**What the task asks**
Only the pictures are omitted; repeat all other data exactly.
** Begin **
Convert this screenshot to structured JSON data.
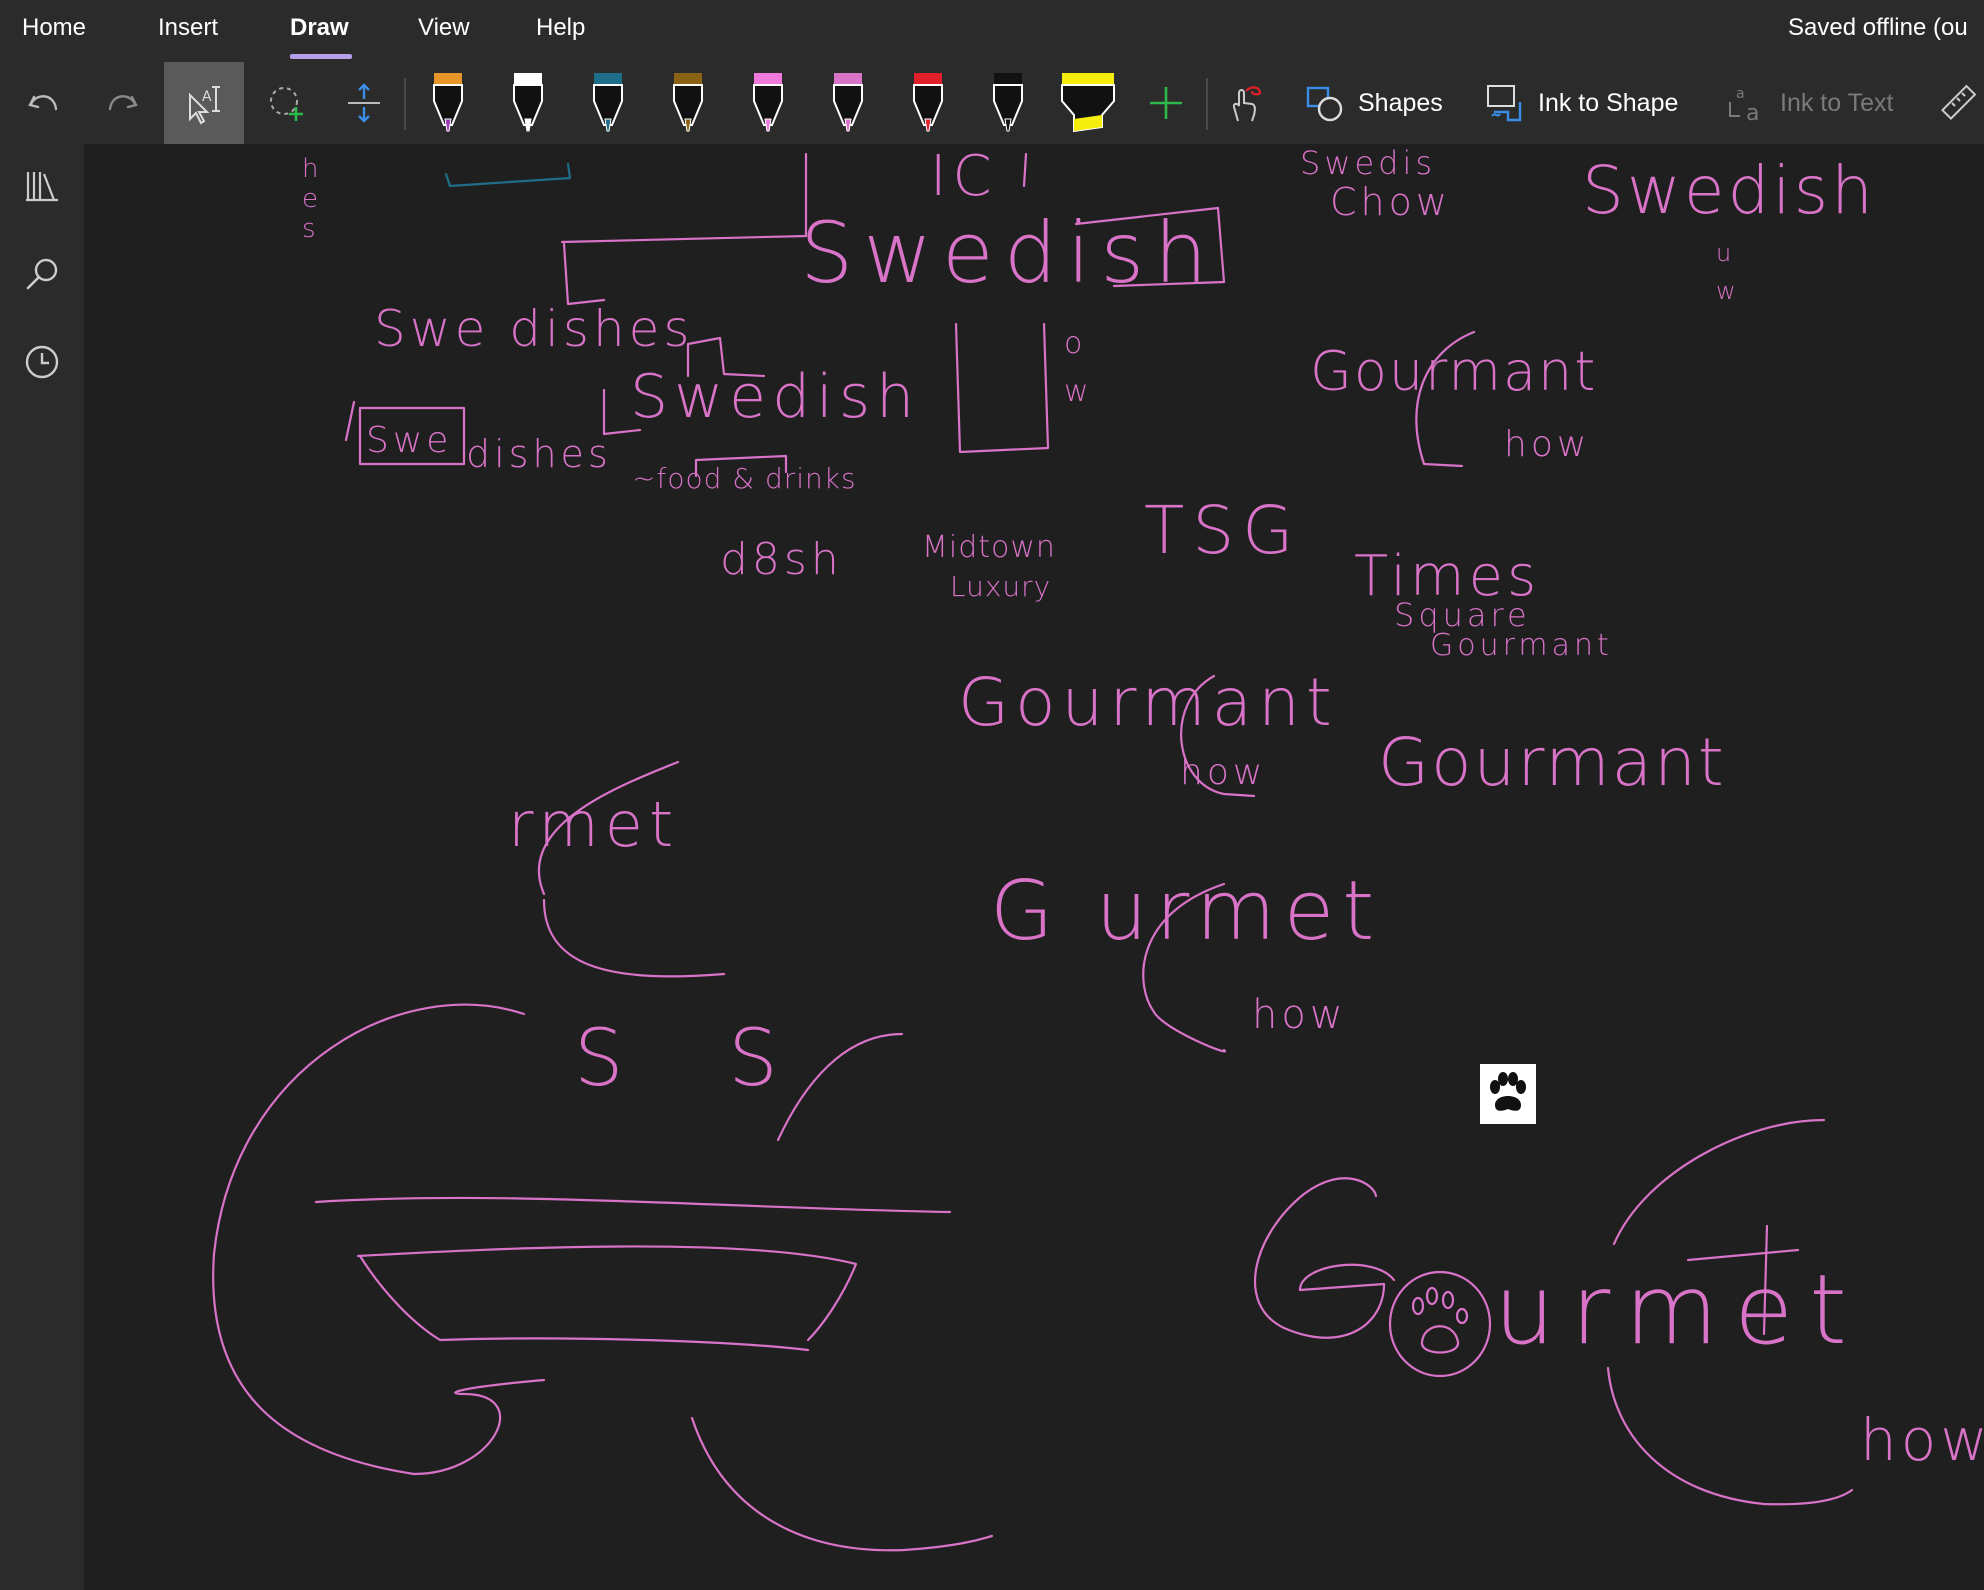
{
  "menu": {
    "tabs": [
      {
        "label": "Home"
      },
      {
        "label": "Insert"
      },
      {
        "label": "Draw"
      },
      {
        "label": "View"
      },
      {
        "label": "Help"
      }
    ],
    "active_tab": "Draw",
    "status": "Saved offline (ou"
  },
  "toolbar": {
    "shapes_label": "Shapes",
    "ink_to_shape_label": "Ink to Shape",
    "ink_to_text_label": "Ink to Text",
    "pens": [
      {
        "name": "orange-purple-pen",
        "cap": "#e8952a",
        "tip": "#9b3ab5"
      },
      {
        "name": "white-pen",
        "cap": "#ffffff",
        "tip": "#ffffff"
      },
      {
        "name": "teal-pen",
        "cap": "#1e6e8a",
        "tip": "#1e6e8a"
      },
      {
        "name": "brown-pen",
        "cap": "#8a6414",
        "tip": "#8a6414"
      },
      {
        "name": "pink-glitter-pen",
        "cap": "#f07adc",
        "tip": "#f07adc"
      },
      {
        "name": "light-pink-pen",
        "cap": "#d873c8",
        "tip": "#d873c8"
      },
      {
        "name": "red-pen",
        "cap": "#e0202a",
        "tip": "#e0202a"
      },
      {
        "name": "black-pen",
        "cap": "#111111",
        "tip": "#111111"
      },
      {
        "name": "yellow-highlighter",
        "cap": "#f5ee0c",
        "tip": "#f5ee0c"
      }
    ]
  },
  "ink": {
    "color": "#d873c8",
    "words": {
      "swedish_big": "Swedish",
      "swedish_tr": "Swedish",
      "swedis_chow": "Swedis",
      "chow": "Chow",
      "swe_dishes_1": "Swe dishes",
      "swe_dishes_2": "dishes",
      "swe_box": "Swe",
      "swedish_mid": "Swedish",
      "food_drinks": "~food & drinks",
      "dish": "d8sh",
      "midtown": "Midtown",
      "luxury": "Luxury",
      "tsg": "TSG",
      "times": "Times",
      "square": "Square",
      "gourmant_ts": "Gourmant",
      "gourmant_1": "Gourmant",
      "how_1": "how",
      "gourmant_2": "Gourmant",
      "how_2": "how",
      "gourmant_3": "Gourmant",
      "rmet": "rmet",
      "gurmet": "G urmet",
      "how_3": "how",
      "ss": "S S",
      "gourmet_big": "urmet",
      "how_big": "how",
      "ow": "o\nw",
      "uw": "u\nw",
      "hes": "h\ne\ns",
      "ic": "IC"
    }
  }
}
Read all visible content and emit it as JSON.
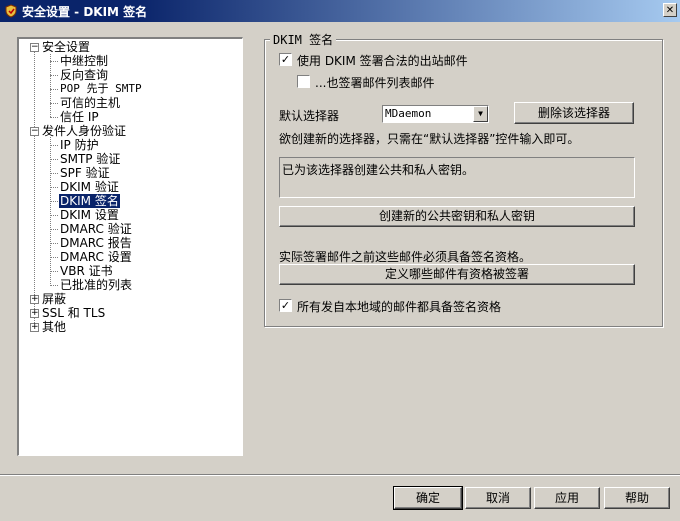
{
  "window": {
    "title": "安全设置 - DKIM 签名",
    "close_glyph": "✕"
  },
  "tree": {
    "items": [
      {
        "label": "安全设置",
        "expander": "−"
      },
      {
        "label": "中继控制"
      },
      {
        "label": "反向查询"
      },
      {
        "label": "POP 先于 SMTP"
      },
      {
        "label": "可信的主机"
      },
      {
        "label": "信任 IP"
      },
      {
        "label": "发件人身份验证",
        "expander": "−"
      },
      {
        "label": "IP 防护"
      },
      {
        "label": "SMTP 验证"
      },
      {
        "label": "SPF 验证"
      },
      {
        "label": "DKIM 验证"
      },
      {
        "label": "DKIM 签名",
        "selected": true
      },
      {
        "label": "DKIM 设置"
      },
      {
        "label": "DMARC 验证"
      },
      {
        "label": "DMARC 报告"
      },
      {
        "label": "DMARC 设置"
      },
      {
        "label": "VBR 证书"
      },
      {
        "label": "已批准的列表"
      },
      {
        "label": "屏蔽",
        "expander": "+"
      },
      {
        "label": "SSL 和 TLS",
        "expander": "+"
      },
      {
        "label": "其他",
        "expander": "+"
      }
    ]
  },
  "dkim": {
    "group_title": "DKIM 签名",
    "sign_checkbox_label": "使用 DKIM 签署合法的出站邮件",
    "sign_checked": "✓",
    "list_checkbox_label": "...也签署邮件列表邮件",
    "list_checked": "",
    "default_selector_label": "默认选择器",
    "selector_value": "MDaemon",
    "delete_selector_button": "删除该选择器",
    "hint_text": "欲创建新的选择器，只需在“默认选择器”控件输入即可。",
    "status_text": "已为该选择器创建公共和私人密钥。",
    "create_keys_button": "创建新的公共密钥和私人密钥",
    "qualify_text": "实际签署邮件之前这些邮件必须具备签名资格。",
    "define_button": "定义哪些邮件有资格被签署",
    "local_checkbox_label": "所有发自本地域的邮件都具备签名资格",
    "local_checked": "✓"
  },
  "buttons": {
    "ok": "确定",
    "cancel": "取消",
    "apply": "应用",
    "help": "帮助"
  },
  "colors": {
    "selection": "#0a246a",
    "face": "#d4d0c8",
    "title_gradient_end": "#a6caf0"
  }
}
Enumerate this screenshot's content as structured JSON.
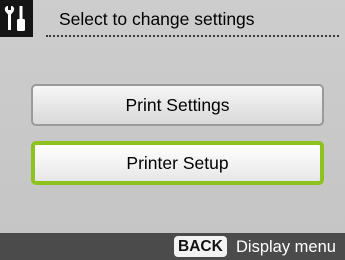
{
  "header": {
    "icon": "wrench-screwdriver-icon",
    "title": "Select to change settings"
  },
  "menu": {
    "items": [
      {
        "label": "Print Settings",
        "selected": false
      },
      {
        "label": "Printer Setup",
        "selected": true
      }
    ]
  },
  "footer": {
    "back_key": "BACK",
    "back_action": "Display menu"
  },
  "colors": {
    "background": "#c8c8c8",
    "header_icon_bg": "#151515",
    "selection_highlight": "#8ec21f",
    "footer_bg": "#4b4b4b"
  }
}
** End **
**Response below**
Convert this screenshot to structured JSON data.
{
  "menu": {
    "tabs": [
      {
        "label": "Home"
      },
      {
        "label": "Insert"
      },
      {
        "label": "Draw"
      },
      {
        "label": "View"
      },
      {
        "label": "Help"
      }
    ],
    "active_tab": "Draw",
    "status": "Saved offline (ou"
  },
  "toolbar": {
    "shapes_label": "Shapes",
    "ink_to_shape_label": "Ink to Shape",
    "ink_to_text_label": "Ink to Text",
    "pens": [
      {
        "name": "orange-purple-pen",
        "cap": "#e8952a",
        "tip": "#9b3ab5"
      },
      {
        "name": "white-pen",
        "cap": "#ffffff",
        "tip": "#ffffff"
      },
      {
        "name": "teal-pen",
        "cap": "#1e6e8a",
        "tip": "#1e6e8a"
      },
      {
        "name": "brown-pen",
        "cap": "#8a6414",
        "tip": "#8a6414"
      },
      {
        "name": "pink-glitter-pen",
        "cap": "#f07adc",
        "tip": "#f07adc"
      },
      {
        "name": "light-pink-pen",
        "cap": "#d873c8",
        "tip": "#d873c8"
      },
      {
        "name": "red-pen",
        "cap": "#e0202a",
        "tip": "#e0202a"
      },
      {
        "name": "black-pen",
        "cap": "#111111",
        "tip": "#111111"
      },
      {
        "name": "yellow-highlighter",
        "cap": "#f5ee0c",
        "tip": "#f5ee0c"
      }
    ]
  },
  "ink": {
    "color": "#d873c8",
    "words": {
      "swedish_big": "Swedish",
      "swedish_tr": "Swedish",
      "swedis_chow": "Swedis",
      "chow": "Chow",
      "swe_dishes_1": "Swe dishes",
      "swe_dishes_2": "dishes",
      "swe_box": "Swe",
      "swedish_mid": "Swedish",
      "food_drinks": "~food & drinks",
      "dish": "d8sh",
      "midtown": "Midtown",
      "luxury": "Luxury",
      "tsg": "TSG",
      "times": "Times",
      "square": "Square",
      "gourmant_ts": "Gourmant",
      "gourmant_1": "Gourmant",
      "how_1": "how",
      "gourmant_2": "Gourmant",
      "how_2": "how",
      "gourmant_3": "Gourmant",
      "rmet": "rmet",
      "gurmet": "G urmet",
      "how_3": "how",
      "ss": "S S",
      "gourmet_big": "urmet",
      "how_big": "how",
      "ow": "o\nw",
      "uw": "u\nw",
      "hes": "h\ne\ns",
      "ic": "IC"
    }
  }
}
Read all visible content and emit it as JSON.
{
  "window": {
    "title": "安全设置 - DKIM 签名",
    "close_glyph": "✕"
  },
  "tree": {
    "items": [
      {
        "label": "安全设置",
        "expander": "−"
      },
      {
        "label": "中继控制"
      },
      {
        "label": "反向查询"
      },
      {
        "label": "POP 先于 SMTP"
      },
      {
        "label": "可信的主机"
      },
      {
        "label": "信任 IP"
      },
      {
        "label": "发件人身份验证",
        "expander": "−"
      },
      {
        "label": "IP 防护"
      },
      {
        "label": "SMTP 验证"
      },
      {
        "label": "SPF 验证"
      },
      {
        "label": "DKIM 验证"
      },
      {
        "label": "DKIM 签名",
        "selected": true
      },
      {
        "label": "DKIM 设置"
      },
      {
        "label": "DMARC 验证"
      },
      {
        "label": "DMARC 报告"
      },
      {
        "label": "DMARC 设置"
      },
      {
        "label": "VBR 证书"
      },
      {
        "label": "已批准的列表"
      },
      {
        "label": "屏蔽",
        "expander": "+"
      },
      {
        "label": "SSL 和 TLS",
        "expander": "+"
      },
      {
        "label": "其他",
        "expander": "+"
      }
    ]
  },
  "dkim": {
    "group_title": "DKIM 签名",
    "sign_checkbox_label": "使用 DKIM 签署合法的出站邮件",
    "sign_checked": "✓",
    "list_checkbox_label": "...也签署邮件列表邮件",
    "list_checked": "",
    "default_selector_label": "默认选择器",
    "selector_value": "MDaemon",
    "delete_selector_button": "删除该选择器",
    "hint_text": "欲创建新的选择器，只需在“默认选择器”控件输入即可。",
    "status_text": "已为该选择器创建公共和私人密钥。",
    "create_keys_button": "创建新的公共密钥和私人密钥",
    "qualify_text": "实际签署邮件之前这些邮件必须具备签名资格。",
    "define_button": "定义哪些邮件有资格被签署",
    "local_checkbox_label": "所有发自本地域的邮件都具备签名资格",
    "local_checked": "✓"
  },
  "buttons": {
    "ok": "确定",
    "cancel": "取消",
    "apply": "应用",
    "help": "帮助"
  },
  "colors": {
    "selection": "#0a246a",
    "face": "#d4d0c8",
    "title_gradient_end": "#a6caf0"
  }
}
Enumerate this screenshot's content as structured JSON.
{
  "header": {
    "icon": "wrench-screwdriver-icon",
    "title": "Select to change settings"
  },
  "menu": {
    "items": [
      {
        "label": "Print Settings",
        "selected": false
      },
      {
        "label": "Printer Setup",
        "selected": true
      }
    ]
  },
  "footer": {
    "back_key": "BACK",
    "back_action": "Display menu"
  },
  "colors": {
    "background": "#c8c8c8",
    "header_icon_bg": "#151515",
    "selection_highlight": "#8ec21f",
    "footer_bg": "#4b4b4b"
  }
}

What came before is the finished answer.